**WHAT YOU ARE ASKED TO DO**. Give back the full listing, character for character, with no pictures.

--- DATA FOR THE TASK ---

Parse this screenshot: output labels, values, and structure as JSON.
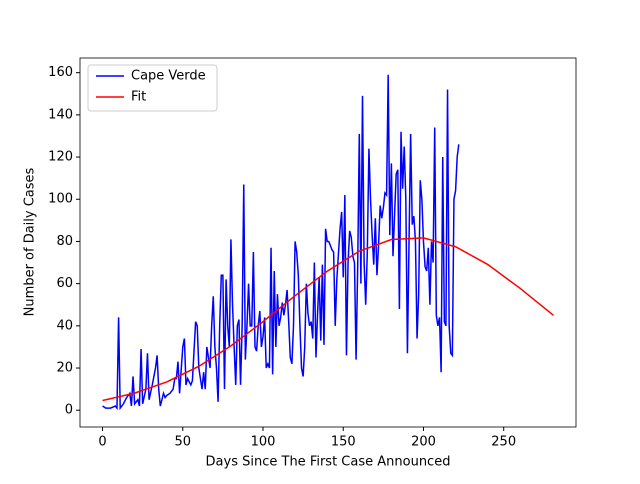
{
  "chart_data": {
    "type": "line",
    "xlabel": "Days Since The First Case Announced",
    "ylabel": "Number of Daily Cases",
    "xlim": [
      -14.05,
      295.05
    ],
    "ylim": [
      -7.95,
      166.95
    ],
    "xticks": [
      0,
      50,
      100,
      150,
      200,
      250
    ],
    "yticks": [
      0,
      20,
      40,
      60,
      80,
      100,
      120,
      140,
      160
    ],
    "legend": "upper left",
    "series": [
      {
        "name": "Cape Verde",
        "color": "#0000ff",
        "x": [
          0,
          2,
          5,
          8,
          9,
          10,
          11,
          13,
          15,
          17,
          18,
          19,
          20,
          22,
          23,
          24,
          25,
          27,
          28,
          29,
          31,
          33,
          34,
          35,
          36,
          38,
          39,
          40,
          42,
          44,
          45,
          46,
          47,
          48,
          50,
          51,
          52,
          53,
          55,
          56,
          58,
          59,
          60,
          61,
          62,
          63,
          64,
          65,
          66,
          67,
          68,
          69,
          70,
          71,
          72,
          73,
          74,
          75,
          76,
          77,
          78,
          79,
          80,
          81,
          82,
          83,
          84,
          85,
          86,
          87,
          88,
          89,
          90,
          91,
          92,
          93,
          94,
          95,
          96,
          97,
          98,
          99,
          100,
          101,
          102,
          103,
          104,
          105,
          106,
          107,
          108,
          109,
          110,
          111,
          112,
          113,
          114,
          115,
          116,
          117,
          118,
          119,
          120,
          121,
          122,
          123,
          124,
          125,
          126,
          127,
          128,
          129,
          130,
          131,
          132,
          133,
          134,
          135,
          136,
          137,
          138,
          139,
          140,
          141,
          142,
          143,
          144,
          145,
          146,
          147,
          148,
          149,
          150,
          151,
          152,
          153,
          154,
          155,
          156,
          157,
          158,
          159,
          160,
          161,
          162,
          163,
          164,
          165,
          166,
          167,
          168,
          169,
          170,
          171,
          172,
          173,
          174,
          175,
          176,
          177,
          178,
          179,
          180,
          181,
          182,
          183,
          184,
          185,
          186,
          187,
          188,
          189,
          190,
          191,
          192,
          193,
          194,
          195,
          196,
          197,
          198,
          199,
          200,
          201,
          202,
          203,
          204,
          205,
          206,
          207,
          208,
          209,
          210,
          211,
          212,
          213,
          214,
          215,
          216,
          217,
          218,
          219,
          220,
          221,
          222
        ],
        "values": [
          2,
          1,
          1,
          2,
          1,
          44,
          1,
          3,
          6,
          8,
          2,
          16,
          3,
          5,
          2,
          29,
          3,
          10,
          27,
          5,
          12,
          20,
          26,
          10,
          2,
          8,
          6,
          7,
          8,
          10,
          15,
          15,
          23,
          8,
          30,
          34,
          12,
          15,
          12,
          14,
          42,
          40,
          20,
          15,
          10,
          18,
          10,
          30,
          25,
          20,
          40,
          54,
          30,
          20,
          4,
          40,
          64,
          64,
          10,
          62,
          40,
          30,
          81,
          50,
          30,
          12,
          40,
          43,
          12,
          40,
          107,
          24,
          40,
          60,
          40,
          40,
          75,
          30,
          28,
          40,
          47,
          30,
          35,
          44,
          20,
          22,
          20,
          77,
          17,
          66,
          30,
          55,
          40,
          44,
          51,
          45,
          50,
          57,
          42,
          25,
          22,
          40,
          80,
          75,
          64,
          40,
          20,
          16,
          30,
          60,
          46,
          40,
          42,
          34,
          70,
          25,
          46,
          63,
          33,
          69,
          31,
          86,
          80,
          80,
          78,
          76,
          75,
          40,
          62,
          74,
          86,
          94,
          63,
          102,
          26,
          70,
          85,
          82,
          73,
          70,
          24,
          68,
          131,
          60,
          149,
          70,
          50,
          75,
          124,
          100,
          83,
          69,
          91,
          64,
          78,
          97,
          91,
          96,
          103,
          102,
          159,
          83,
          117,
          73,
          93,
          112,
          114,
          48,
          132,
          105,
          125,
          100,
          27,
          80,
          131,
          88,
          92,
          80,
          34,
          55,
          109,
          100,
          80,
          68,
          66,
          77,
          50,
          80,
          70,
          134,
          45,
          40,
          44,
          18,
          120,
          42,
          40,
          152,
          40,
          27,
          26,
          100,
          104,
          120,
          126
        ]
      },
      {
        "name": "Fit",
        "color": "#ff0000",
        "x": [
          0,
          20,
          40,
          60,
          80,
          100,
          120,
          140,
          160,
          180,
          200,
          220,
          240,
          260,
          281
        ],
        "values": [
          4.6,
          8.1,
          13.4,
          20.8,
          30.5,
          42.0,
          54.3,
          65.9,
          75.4,
          80.9,
          81.7,
          77.5,
          69.1,
          57.9,
          45.0
        ]
      }
    ]
  }
}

---

**FULL OUTPUT**.
Parse this screenshot: output labels, values, and structure as JSON.
{
  "chart_data": {
    "type": "line",
    "xlabel": "Days Since The First Case Announced",
    "ylabel": "Number of Daily Cases",
    "xlim": [
      -14.05,
      295.05
    ],
    "ylim": [
      -7.95,
      166.95
    ],
    "xticks": [
      0,
      50,
      100,
      150,
      200,
      250
    ],
    "yticks": [
      0,
      20,
      40,
      60,
      80,
      100,
      120,
      140,
      160
    ],
    "legend": "upper left",
    "series": [
      {
        "name": "Cape Verde",
        "color": "#0000ff",
        "x": [
          0,
          2,
          5,
          8,
          9,
          10,
          11,
          13,
          15,
          17,
          18,
          19,
          20,
          22,
          23,
          24,
          25,
          27,
          28,
          29,
          31,
          33,
          34,
          35,
          36,
          38,
          39,
          40,
          42,
          44,
          45,
          46,
          47,
          48,
          50,
          51,
          52,
          53,
          55,
          56,
          58,
          59,
          60,
          61,
          62,
          63,
          64,
          65,
          66,
          67,
          68,
          69,
          70,
          71,
          72,
          73,
          74,
          75,
          76,
          77,
          78,
          79,
          80,
          81,
          82,
          83,
          84,
          85,
          86,
          87,
          88,
          89,
          90,
          91,
          92,
          93,
          94,
          95,
          96,
          97,
          98,
          99,
          100,
          101,
          102,
          103,
          104,
          105,
          106,
          107,
          108,
          109,
          110,
          111,
          112,
          113,
          114,
          115,
          116,
          117,
          118,
          119,
          120,
          121,
          122,
          123,
          124,
          125,
          126,
          127,
          128,
          129,
          130,
          131,
          132,
          133,
          134,
          135,
          136,
          137,
          138,
          139,
          140,
          141,
          142,
          143,
          144,
          145,
          146,
          147,
          148,
          149,
          150,
          151,
          152,
          153,
          154,
          155,
          156,
          157,
          158,
          159,
          160,
          161,
          162,
          163,
          164,
          165,
          166,
          167,
          168,
          169,
          170,
          171,
          172,
          173,
          174,
          175,
          176,
          177,
          178,
          179,
          180,
          181,
          182,
          183,
          184,
          185,
          186,
          187,
          188,
          189,
          190,
          191,
          192,
          193,
          194,
          195,
          196,
          197,
          198,
          199,
          200,
          201,
          202,
          203,
          204,
          205,
          206,
          207,
          208,
          209,
          210,
          211,
          212,
          213,
          214,
          215,
          216,
          217,
          218,
          219,
          220,
          221,
          222
        ],
        "values": [
          2,
          1,
          1,
          2,
          1,
          44,
          1,
          3,
          6,
          8,
          2,
          16,
          3,
          5,
          2,
          29,
          3,
          10,
          27,
          5,
          12,
          20,
          26,
          10,
          2,
          8,
          6,
          7,
          8,
          10,
          15,
          15,
          23,
          8,
          30,
          34,
          12,
          15,
          12,
          14,
          42,
          40,
          20,
          15,
          10,
          18,
          10,
          30,
          25,
          20,
          40,
          54,
          30,
          20,
          4,
          40,
          64,
          64,
          10,
          62,
          40,
          30,
          81,
          50,
          30,
          12,
          40,
          43,
          12,
          40,
          107,
          24,
          40,
          60,
          40,
          40,
          75,
          30,
          28,
          40,
          47,
          30,
          35,
          44,
          20,
          22,
          20,
          77,
          17,
          66,
          30,
          55,
          40,
          44,
          51,
          45,
          50,
          57,
          42,
          25,
          22,
          40,
          80,
          75,
          64,
          40,
          20,
          16,
          30,
          60,
          46,
          40,
          42,
          34,
          70,
          25,
          46,
          63,
          33,
          69,
          31,
          86,
          80,
          80,
          78,
          76,
          75,
          40,
          62,
          74,
          86,
          94,
          63,
          102,
          26,
          70,
          85,
          82,
          73,
          70,
          24,
          68,
          131,
          60,
          149,
          70,
          50,
          75,
          124,
          100,
          83,
          69,
          91,
          64,
          78,
          97,
          91,
          96,
          103,
          102,
          159,
          83,
          117,
          73,
          93,
          112,
          114,
          48,
          132,
          105,
          125,
          100,
          27,
          80,
          131,
          88,
          92,
          80,
          34,
          55,
          109,
          100,
          80,
          68,
          66,
          77,
          50,
          80,
          70,
          134,
          45,
          40,
          44,
          18,
          120,
          42,
          40,
          152,
          40,
          27,
          26,
          100,
          104,
          120,
          126
        ]
      },
      {
        "name": "Fit",
        "color": "#ff0000",
        "x": [
          0,
          20,
          40,
          60,
          80,
          100,
          120,
          140,
          160,
          180,
          200,
          220,
          240,
          260,
          281
        ],
        "values": [
          4.6,
          8.1,
          13.4,
          20.8,
          30.5,
          42.0,
          54.3,
          65.9,
          75.4,
          80.9,
          81.7,
          77.5,
          69.1,
          57.9,
          45.0
        ]
      }
    ]
  }
}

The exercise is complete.